Goal:
Copy out every line of the records below without altering any character.
━━━ The data
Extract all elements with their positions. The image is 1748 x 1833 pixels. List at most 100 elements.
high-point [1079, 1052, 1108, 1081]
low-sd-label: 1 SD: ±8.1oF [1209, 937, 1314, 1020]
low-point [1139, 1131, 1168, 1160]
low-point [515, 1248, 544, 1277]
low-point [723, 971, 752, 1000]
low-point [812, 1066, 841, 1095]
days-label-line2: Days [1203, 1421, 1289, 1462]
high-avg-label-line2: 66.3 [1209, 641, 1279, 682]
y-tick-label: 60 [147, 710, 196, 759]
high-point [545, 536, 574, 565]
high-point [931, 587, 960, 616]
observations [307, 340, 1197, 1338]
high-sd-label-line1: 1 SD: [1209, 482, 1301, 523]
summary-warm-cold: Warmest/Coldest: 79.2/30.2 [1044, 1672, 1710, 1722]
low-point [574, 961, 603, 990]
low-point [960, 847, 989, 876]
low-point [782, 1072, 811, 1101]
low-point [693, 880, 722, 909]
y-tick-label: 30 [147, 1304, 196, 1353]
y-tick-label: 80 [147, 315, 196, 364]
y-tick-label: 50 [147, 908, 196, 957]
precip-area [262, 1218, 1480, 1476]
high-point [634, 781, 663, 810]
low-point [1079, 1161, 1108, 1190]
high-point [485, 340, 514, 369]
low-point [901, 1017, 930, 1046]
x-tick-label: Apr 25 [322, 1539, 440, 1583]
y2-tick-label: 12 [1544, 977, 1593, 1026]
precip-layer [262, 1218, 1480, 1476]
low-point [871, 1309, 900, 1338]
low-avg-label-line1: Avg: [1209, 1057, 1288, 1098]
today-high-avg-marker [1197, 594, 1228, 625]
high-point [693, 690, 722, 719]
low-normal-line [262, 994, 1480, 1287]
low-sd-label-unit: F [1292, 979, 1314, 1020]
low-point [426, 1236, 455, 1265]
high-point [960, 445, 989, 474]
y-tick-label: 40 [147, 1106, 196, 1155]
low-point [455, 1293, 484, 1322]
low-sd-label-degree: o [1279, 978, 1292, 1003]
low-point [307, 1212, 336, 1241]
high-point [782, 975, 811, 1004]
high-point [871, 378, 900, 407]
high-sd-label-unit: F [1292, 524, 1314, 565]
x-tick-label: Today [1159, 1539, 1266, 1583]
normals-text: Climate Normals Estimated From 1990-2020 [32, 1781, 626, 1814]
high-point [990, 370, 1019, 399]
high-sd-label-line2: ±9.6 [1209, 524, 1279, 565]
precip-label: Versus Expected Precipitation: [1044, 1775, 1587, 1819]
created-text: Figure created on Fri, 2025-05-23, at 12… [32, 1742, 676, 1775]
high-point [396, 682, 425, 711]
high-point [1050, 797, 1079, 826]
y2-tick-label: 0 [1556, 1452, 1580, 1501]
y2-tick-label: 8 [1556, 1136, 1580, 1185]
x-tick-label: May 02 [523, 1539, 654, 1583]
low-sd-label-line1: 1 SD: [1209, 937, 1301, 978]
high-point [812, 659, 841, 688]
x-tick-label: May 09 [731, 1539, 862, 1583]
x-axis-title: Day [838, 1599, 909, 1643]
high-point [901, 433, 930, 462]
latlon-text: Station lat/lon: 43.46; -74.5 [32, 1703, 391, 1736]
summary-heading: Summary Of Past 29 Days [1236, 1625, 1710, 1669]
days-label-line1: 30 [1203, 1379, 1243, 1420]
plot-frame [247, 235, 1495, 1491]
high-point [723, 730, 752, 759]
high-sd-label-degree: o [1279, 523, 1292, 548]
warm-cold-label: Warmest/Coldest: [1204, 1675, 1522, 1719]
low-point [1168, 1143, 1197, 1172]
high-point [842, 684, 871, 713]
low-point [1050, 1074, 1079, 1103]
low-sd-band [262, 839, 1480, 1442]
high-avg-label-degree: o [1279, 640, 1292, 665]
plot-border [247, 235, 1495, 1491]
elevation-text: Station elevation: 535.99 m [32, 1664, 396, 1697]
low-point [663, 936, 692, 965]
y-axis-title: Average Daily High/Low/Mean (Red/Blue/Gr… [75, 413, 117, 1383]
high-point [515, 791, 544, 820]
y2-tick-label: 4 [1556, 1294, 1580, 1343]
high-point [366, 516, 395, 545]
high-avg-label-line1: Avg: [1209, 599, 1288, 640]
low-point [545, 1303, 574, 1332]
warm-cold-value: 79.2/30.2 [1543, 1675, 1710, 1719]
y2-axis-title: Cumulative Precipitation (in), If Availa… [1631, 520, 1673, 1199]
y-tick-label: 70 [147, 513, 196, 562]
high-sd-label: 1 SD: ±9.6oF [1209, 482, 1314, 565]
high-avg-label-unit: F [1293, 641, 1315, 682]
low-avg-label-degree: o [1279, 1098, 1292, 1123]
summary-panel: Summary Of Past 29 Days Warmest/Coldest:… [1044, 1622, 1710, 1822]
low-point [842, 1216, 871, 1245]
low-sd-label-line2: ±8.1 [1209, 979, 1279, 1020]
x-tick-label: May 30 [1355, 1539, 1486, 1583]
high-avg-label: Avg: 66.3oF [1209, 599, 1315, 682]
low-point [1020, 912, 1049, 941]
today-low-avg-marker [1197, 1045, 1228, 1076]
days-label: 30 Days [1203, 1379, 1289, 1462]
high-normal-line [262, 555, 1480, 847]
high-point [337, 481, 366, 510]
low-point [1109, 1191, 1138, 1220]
━━━━━━
Full solution:
Extract all elements with their positions. The image is 1748 x 1833 pixels. List at most 100 elements.
high-point [1079, 1052, 1108, 1081]
low-sd-label: 1 SD: ±8.1oF [1209, 937, 1314, 1020]
low-point [1139, 1131, 1168, 1160]
low-point [515, 1248, 544, 1277]
low-point [723, 971, 752, 1000]
low-point [812, 1066, 841, 1095]
days-label-line2: Days [1203, 1421, 1289, 1462]
high-avg-label-line2: 66.3 [1209, 641, 1279, 682]
y-tick-label: 60 [147, 710, 196, 759]
high-point [545, 536, 574, 565]
high-point [931, 587, 960, 616]
observations [307, 340, 1197, 1338]
high-sd-label-line1: 1 SD: [1209, 482, 1301, 523]
summary-warm-cold: Warmest/Coldest: 79.2/30.2 [1044, 1672, 1710, 1722]
low-point [574, 961, 603, 990]
low-point [960, 847, 989, 876]
low-point [782, 1072, 811, 1101]
low-point [693, 880, 722, 909]
y-tick-label: 30 [147, 1304, 196, 1353]
y-tick-label: 80 [147, 315, 196, 364]
y-tick-label: 50 [147, 908, 196, 957]
precip-area [262, 1218, 1480, 1476]
high-point [634, 781, 663, 810]
low-point [1079, 1161, 1108, 1190]
high-point [485, 340, 514, 369]
low-point [901, 1017, 930, 1046]
x-tick-label: Apr 25 [322, 1539, 440, 1583]
y2-tick-label: 12 [1544, 977, 1593, 1026]
precip-layer [262, 1218, 1480, 1476]
low-point [871, 1309, 900, 1338]
low-avg-label-line1: Avg: [1209, 1057, 1288, 1098]
today-high-avg-marker [1197, 594, 1228, 625]
high-point [693, 690, 722, 719]
low-normal-line [262, 994, 1480, 1287]
low-sd-label-unit: F [1292, 979, 1314, 1020]
low-point [426, 1236, 455, 1265]
high-point [960, 445, 989, 474]
y-tick-label: 40 [147, 1106, 196, 1155]
low-point [455, 1293, 484, 1322]
low-sd-label-degree: o [1279, 978, 1292, 1003]
low-point [307, 1212, 336, 1241]
high-point [782, 975, 811, 1004]
high-point [871, 378, 900, 407]
high-sd-label-unit: F [1292, 524, 1314, 565]
x-tick-label: Today [1159, 1539, 1266, 1583]
normals-text: Climate Normals Estimated From 1990-2020 [32, 1781, 626, 1814]
high-point [990, 370, 1019, 399]
high-sd-label-line2: ±9.6 [1209, 524, 1279, 565]
precip-label: Versus Expected Precipitation: [1044, 1775, 1587, 1819]
created-text: Figure created on Fri, 2025-05-23, at 12… [32, 1742, 676, 1775]
high-point [396, 682, 425, 711]
high-point [1050, 797, 1079, 826]
y2-tick-label: 0 [1556, 1452, 1580, 1501]
y2-tick-label: 8 [1556, 1136, 1580, 1185]
x-tick-label: May 02 [523, 1539, 654, 1583]
low-sd-label-line1: 1 SD: [1209, 937, 1301, 978]
high-point [812, 659, 841, 688]
x-tick-label: May 09 [731, 1539, 862, 1583]
x-axis-title: Day [838, 1599, 909, 1643]
high-point [901, 433, 930, 462]
latlon-text: Station lat/lon: 43.46; -74.5 [32, 1703, 391, 1736]
summary-heading: Summary Of Past 29 Days [1236, 1625, 1710, 1669]
days-label-line1: 30 [1203, 1379, 1243, 1420]
plot-frame [247, 235, 1495, 1491]
high-point [723, 730, 752, 759]
high-sd-label-degree: o [1279, 523, 1292, 548]
warm-cold-label: Warmest/Coldest: [1204, 1675, 1522, 1719]
low-point [1168, 1143, 1197, 1172]
high-point [842, 684, 871, 713]
low-point [1050, 1074, 1079, 1103]
low-sd-band [262, 839, 1480, 1442]
high-avg-label-degree: o [1279, 640, 1292, 665]
plot-border [247, 235, 1495, 1491]
elevation-text: Station elevation: 535.99 m [32, 1664, 396, 1697]
low-point [663, 936, 692, 965]
y-axis-title: Average Daily High/Low/Mean (Red/Blue/Gr… [75, 413, 117, 1383]
high-point [515, 791, 544, 820]
y2-tick-label: 4 [1556, 1294, 1580, 1343]
high-point [366, 516, 395, 545]
high-avg-label-line1: Avg: [1209, 599, 1288, 640]
low-point [545, 1303, 574, 1332]
warm-cold-value: 79.2/30.2 [1543, 1675, 1710, 1719]
y2-axis-title: Cumulative Precipitation (in), If Availa… [1631, 520, 1673, 1199]
y-tick-label: 70 [147, 513, 196, 562]
high-sd-label: 1 SD: ±9.6oF [1209, 482, 1314, 565]
high-avg-label-unit: F [1293, 641, 1315, 682]
low-avg-label-degree: o [1279, 1098, 1292, 1123]
summary-panel: Summary Of Past 29 Days Warmest/Coldest:… [1044, 1622, 1710, 1822]
low-point [842, 1216, 871, 1245]
low-sd-label-line2: ±8.1 [1209, 979, 1279, 1020]
x-tick-label: May 30 [1355, 1539, 1486, 1583]
high-avg-label: Avg: 66.3oF [1209, 599, 1315, 682]
low-point [1020, 912, 1049, 941]
today-low-avg-marker [1197, 1045, 1228, 1076]
days-label: 30 Days [1203, 1379, 1289, 1462]
high-normal-line [262, 555, 1480, 847]
high-point [337, 481, 366, 510]
low-point [1109, 1191, 1138, 1220]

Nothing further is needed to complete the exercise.